### WHAT YOU WILL DO
In the listing below, find every line with the string "valuable" and pull it out.
======== RECORDS PROVIDED
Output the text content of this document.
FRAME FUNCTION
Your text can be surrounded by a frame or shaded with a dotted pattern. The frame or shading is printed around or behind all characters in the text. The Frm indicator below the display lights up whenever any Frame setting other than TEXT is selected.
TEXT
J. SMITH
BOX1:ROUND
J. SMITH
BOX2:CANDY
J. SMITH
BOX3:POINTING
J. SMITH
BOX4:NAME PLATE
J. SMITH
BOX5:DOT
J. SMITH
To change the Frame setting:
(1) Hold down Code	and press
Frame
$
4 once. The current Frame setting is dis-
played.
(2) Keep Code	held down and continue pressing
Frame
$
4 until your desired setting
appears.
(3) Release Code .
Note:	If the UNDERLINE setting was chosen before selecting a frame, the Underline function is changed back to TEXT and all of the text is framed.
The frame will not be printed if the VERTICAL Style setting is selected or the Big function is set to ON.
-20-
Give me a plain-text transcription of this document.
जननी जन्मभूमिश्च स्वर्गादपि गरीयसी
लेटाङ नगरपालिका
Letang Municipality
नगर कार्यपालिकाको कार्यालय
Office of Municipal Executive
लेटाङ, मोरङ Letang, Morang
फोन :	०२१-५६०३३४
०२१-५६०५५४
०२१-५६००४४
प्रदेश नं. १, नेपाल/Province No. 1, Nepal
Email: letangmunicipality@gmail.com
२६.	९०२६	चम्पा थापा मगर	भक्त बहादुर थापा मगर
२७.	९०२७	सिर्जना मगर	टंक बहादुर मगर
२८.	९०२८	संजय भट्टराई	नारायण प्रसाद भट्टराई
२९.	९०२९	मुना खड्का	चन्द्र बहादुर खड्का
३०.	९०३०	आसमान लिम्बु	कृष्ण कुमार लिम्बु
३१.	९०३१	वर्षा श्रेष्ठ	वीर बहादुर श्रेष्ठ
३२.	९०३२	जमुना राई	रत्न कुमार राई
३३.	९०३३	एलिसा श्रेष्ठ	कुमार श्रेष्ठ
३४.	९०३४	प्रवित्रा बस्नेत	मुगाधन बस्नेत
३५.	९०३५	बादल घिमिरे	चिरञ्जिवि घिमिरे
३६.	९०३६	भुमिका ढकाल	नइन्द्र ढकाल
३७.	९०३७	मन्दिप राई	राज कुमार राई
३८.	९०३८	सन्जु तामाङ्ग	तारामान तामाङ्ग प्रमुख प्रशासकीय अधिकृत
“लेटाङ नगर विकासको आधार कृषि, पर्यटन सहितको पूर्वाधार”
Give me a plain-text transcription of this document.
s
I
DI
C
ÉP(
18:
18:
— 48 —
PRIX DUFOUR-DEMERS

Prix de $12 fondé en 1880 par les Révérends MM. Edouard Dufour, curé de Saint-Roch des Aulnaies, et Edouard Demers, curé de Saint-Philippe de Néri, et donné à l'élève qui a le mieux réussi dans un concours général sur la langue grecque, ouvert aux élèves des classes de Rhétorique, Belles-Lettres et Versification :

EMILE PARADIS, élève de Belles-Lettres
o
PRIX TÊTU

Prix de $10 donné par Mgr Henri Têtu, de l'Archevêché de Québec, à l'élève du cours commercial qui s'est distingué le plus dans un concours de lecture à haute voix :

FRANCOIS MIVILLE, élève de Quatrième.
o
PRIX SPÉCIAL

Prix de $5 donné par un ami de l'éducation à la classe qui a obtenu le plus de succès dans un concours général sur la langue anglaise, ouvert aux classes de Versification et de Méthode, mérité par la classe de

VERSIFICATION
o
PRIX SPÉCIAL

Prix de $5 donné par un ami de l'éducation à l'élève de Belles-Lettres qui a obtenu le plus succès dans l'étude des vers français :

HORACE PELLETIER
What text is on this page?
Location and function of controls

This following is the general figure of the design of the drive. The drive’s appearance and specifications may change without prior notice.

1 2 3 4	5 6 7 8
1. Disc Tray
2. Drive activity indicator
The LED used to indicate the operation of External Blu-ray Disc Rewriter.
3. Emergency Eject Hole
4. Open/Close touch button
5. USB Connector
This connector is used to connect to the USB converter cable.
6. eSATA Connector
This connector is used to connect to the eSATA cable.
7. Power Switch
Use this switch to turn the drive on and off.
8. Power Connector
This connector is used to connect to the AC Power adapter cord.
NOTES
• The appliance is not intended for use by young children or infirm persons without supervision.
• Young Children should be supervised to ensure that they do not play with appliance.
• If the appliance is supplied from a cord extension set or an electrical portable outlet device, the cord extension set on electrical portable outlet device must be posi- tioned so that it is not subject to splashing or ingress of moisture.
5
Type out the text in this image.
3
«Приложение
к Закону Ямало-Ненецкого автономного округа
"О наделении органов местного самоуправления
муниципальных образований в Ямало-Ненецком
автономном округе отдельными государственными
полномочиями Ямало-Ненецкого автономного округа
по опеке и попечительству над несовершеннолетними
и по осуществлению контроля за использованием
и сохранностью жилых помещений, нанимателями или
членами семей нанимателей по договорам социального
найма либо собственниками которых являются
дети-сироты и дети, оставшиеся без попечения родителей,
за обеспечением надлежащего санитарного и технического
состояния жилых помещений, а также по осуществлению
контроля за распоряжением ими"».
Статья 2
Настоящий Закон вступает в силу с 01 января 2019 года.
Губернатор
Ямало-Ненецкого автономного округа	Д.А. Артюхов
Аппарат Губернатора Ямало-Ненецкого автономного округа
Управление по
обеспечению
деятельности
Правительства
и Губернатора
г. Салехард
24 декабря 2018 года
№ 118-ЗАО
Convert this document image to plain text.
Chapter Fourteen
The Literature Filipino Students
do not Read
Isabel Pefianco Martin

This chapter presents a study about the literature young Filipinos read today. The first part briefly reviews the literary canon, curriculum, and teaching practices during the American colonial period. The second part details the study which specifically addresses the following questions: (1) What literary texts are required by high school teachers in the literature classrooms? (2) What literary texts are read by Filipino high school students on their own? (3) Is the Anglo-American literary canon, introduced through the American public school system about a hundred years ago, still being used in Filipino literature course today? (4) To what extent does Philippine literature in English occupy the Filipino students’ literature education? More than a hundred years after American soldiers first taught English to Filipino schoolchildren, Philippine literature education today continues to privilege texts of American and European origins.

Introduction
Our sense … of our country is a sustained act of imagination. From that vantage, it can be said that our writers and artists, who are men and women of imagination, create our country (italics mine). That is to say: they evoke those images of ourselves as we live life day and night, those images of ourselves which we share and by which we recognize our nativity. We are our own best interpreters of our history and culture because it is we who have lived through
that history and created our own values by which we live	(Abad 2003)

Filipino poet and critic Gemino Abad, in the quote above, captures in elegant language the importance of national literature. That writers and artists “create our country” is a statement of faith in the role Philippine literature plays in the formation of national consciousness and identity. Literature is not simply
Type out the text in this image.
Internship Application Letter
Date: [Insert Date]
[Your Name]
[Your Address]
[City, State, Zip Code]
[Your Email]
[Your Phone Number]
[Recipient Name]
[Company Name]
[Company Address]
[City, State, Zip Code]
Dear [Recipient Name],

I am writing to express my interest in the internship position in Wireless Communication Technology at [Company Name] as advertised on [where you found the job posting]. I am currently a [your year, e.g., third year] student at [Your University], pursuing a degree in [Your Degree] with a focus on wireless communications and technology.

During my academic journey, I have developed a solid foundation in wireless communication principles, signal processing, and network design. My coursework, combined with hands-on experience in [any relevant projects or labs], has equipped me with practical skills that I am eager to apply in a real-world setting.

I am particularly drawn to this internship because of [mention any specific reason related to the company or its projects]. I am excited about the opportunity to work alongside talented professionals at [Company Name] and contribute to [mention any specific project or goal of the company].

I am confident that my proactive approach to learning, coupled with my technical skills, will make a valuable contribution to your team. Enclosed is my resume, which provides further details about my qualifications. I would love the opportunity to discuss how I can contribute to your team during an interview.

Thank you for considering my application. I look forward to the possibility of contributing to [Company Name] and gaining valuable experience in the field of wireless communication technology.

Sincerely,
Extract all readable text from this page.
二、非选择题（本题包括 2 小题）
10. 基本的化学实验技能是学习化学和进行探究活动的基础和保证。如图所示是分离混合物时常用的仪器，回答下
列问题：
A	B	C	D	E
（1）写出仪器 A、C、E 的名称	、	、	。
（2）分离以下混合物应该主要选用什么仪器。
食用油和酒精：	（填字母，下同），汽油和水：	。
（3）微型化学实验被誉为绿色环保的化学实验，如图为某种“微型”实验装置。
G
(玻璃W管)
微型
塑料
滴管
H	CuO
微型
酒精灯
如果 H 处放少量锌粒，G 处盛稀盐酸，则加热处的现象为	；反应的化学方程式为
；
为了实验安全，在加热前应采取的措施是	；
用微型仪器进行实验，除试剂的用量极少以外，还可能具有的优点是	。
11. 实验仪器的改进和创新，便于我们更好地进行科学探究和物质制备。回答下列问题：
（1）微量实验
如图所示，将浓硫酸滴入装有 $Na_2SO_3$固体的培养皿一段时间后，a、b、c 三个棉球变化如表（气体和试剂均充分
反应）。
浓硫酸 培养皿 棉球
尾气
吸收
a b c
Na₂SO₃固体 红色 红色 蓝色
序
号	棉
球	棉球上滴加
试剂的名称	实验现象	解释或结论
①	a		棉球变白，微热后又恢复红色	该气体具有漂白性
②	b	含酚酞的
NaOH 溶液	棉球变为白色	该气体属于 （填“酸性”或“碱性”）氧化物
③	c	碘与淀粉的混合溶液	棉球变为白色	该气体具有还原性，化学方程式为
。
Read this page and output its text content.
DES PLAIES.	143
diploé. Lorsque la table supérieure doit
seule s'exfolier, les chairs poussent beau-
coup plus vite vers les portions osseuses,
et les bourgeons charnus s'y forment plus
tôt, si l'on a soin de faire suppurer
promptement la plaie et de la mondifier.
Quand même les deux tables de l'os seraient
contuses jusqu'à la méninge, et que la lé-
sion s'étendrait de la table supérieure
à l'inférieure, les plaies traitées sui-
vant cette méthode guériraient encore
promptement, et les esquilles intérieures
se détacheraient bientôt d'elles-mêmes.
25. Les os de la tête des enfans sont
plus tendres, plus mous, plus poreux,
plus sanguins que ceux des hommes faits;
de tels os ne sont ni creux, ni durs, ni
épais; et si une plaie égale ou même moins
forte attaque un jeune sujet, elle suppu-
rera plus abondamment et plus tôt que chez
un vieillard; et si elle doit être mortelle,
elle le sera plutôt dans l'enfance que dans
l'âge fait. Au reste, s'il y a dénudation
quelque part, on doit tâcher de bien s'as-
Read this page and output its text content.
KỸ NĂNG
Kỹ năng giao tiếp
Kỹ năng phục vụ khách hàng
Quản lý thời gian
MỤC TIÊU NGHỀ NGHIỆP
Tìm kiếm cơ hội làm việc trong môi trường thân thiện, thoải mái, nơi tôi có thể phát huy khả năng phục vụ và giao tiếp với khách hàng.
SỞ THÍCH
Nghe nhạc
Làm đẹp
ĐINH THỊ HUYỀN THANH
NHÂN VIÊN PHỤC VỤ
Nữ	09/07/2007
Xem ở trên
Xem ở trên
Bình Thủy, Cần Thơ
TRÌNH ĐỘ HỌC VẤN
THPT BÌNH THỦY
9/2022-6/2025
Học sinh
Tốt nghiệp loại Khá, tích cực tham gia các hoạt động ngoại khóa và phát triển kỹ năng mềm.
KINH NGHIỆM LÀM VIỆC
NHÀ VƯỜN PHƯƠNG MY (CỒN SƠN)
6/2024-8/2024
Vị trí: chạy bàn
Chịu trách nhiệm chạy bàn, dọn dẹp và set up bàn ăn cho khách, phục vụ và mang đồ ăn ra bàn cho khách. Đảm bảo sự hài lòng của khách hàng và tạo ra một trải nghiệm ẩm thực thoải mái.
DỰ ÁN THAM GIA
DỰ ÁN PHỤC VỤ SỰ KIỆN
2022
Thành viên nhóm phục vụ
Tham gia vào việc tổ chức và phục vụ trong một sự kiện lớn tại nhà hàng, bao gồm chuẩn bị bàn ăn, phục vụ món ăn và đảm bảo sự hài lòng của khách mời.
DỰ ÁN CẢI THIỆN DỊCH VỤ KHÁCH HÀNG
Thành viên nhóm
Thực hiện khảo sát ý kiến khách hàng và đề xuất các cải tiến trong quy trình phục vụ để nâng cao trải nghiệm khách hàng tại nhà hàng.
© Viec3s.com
================
### COMPLETED EXERCISE
I am confident that my proactive approach to learning, coupled with my technical skills, will make a valuable contribution to your team. Enclosed is my resume, which provides further details about my qualifications. I would love the opportunity to discuss how I can contribute to your team during an interview.
Thank you for considering my application. I look forward to the possibility of contributing to [Company Name] and gaining valuable experience in the field of wireless communication technology.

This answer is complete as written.